### SOURCE MATERIAL
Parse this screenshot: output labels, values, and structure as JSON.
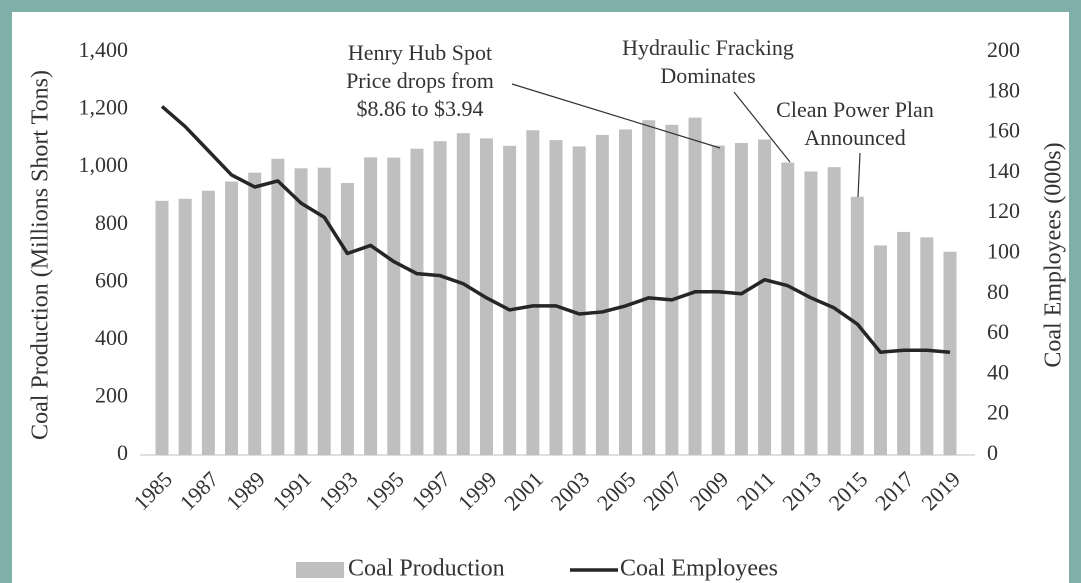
{
  "chart_data": {
    "type": "bar",
    "categories": [
      "1985",
      null,
      "1987",
      null,
      "1989",
      null,
      "1991",
      null,
      "1993",
      null,
      "1995",
      null,
      "1997",
      null,
      "1999",
      null,
      "2001",
      null,
      "2003",
      null,
      "2005",
      null,
      "2007",
      null,
      "2009",
      null,
      "2011",
      null,
      "2013",
      null,
      "2015",
      null,
      "2017",
      null,
      "2019"
    ],
    "series": [
      {
        "name": "Coal Production",
        "color": "#bfbfbf",
        "type": "bar",
        "values": [
          883,
          890,
          918,
          950,
          981,
          1029,
          996,
          998,
          945,
          1034,
          1033,
          1064,
          1090,
          1118,
          1100,
          1074,
          1128,
          1094,
          1072,
          1112,
          1131,
          1163,
          1147,
          1172,
          1075,
          1084,
          1096,
          1016,
          985,
          1000,
          897,
          728,
          775,
          756,
          706
        ]
      },
      {
        "name": "Coal Employees",
        "color": "#262626",
        "type": "line",
        "axis": "y2",
        "values": [
          173,
          163,
          151,
          139,
          133,
          136,
          125,
          118,
          100,
          104,
          96,
          90,
          89,
          85,
          78,
          72,
          74,
          74,
          70,
          71,
          74,
          78,
          77,
          81,
          81,
          80,
          87,
          84,
          78,
          73,
          65,
          51,
          52,
          52,
          51
        ]
      }
    ],
    "y_label": "Coal Production (Millions Short Tons)",
    "y2_label": "Coal Employees (000s)",
    "ylim": [
      0,
      1400
    ],
    "yticks": [
      0,
      200,
      400,
      600,
      800,
      {
        "value": 1000,
        "label": "1,000"
      },
      {
        "value": 1200,
        "label": "1,200"
      },
      {
        "value": 1400,
        "label": "1,400"
      }
    ],
    "y2lim": [
      0,
      200
    ],
    "y2ticks": [
      0,
      20,
      40,
      60,
      80,
      100,
      120,
      140,
      160,
      180,
      200
    ],
    "annotations": [
      [
        "Henry Hub Spot",
        "Price drops from",
        "$8.86 to $3.94"
      ],
      [
        "Hydraulic Fracking",
        "Dominates"
      ],
      [
        "Clean Power Plan",
        "Announced"
      ]
    ],
    "legend": "bottom"
  }
}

### WRITTEN EXERCISE
Collect each line of the entries that has the word "Coal", copying it in full.

### WRITTEN REPLY
        "name": "Coal Production",
        "name": "Coal Employees",
    "y_label": "Coal Production (Millions Short Tons)",
    "y2_label": "Coal Employees (000s)",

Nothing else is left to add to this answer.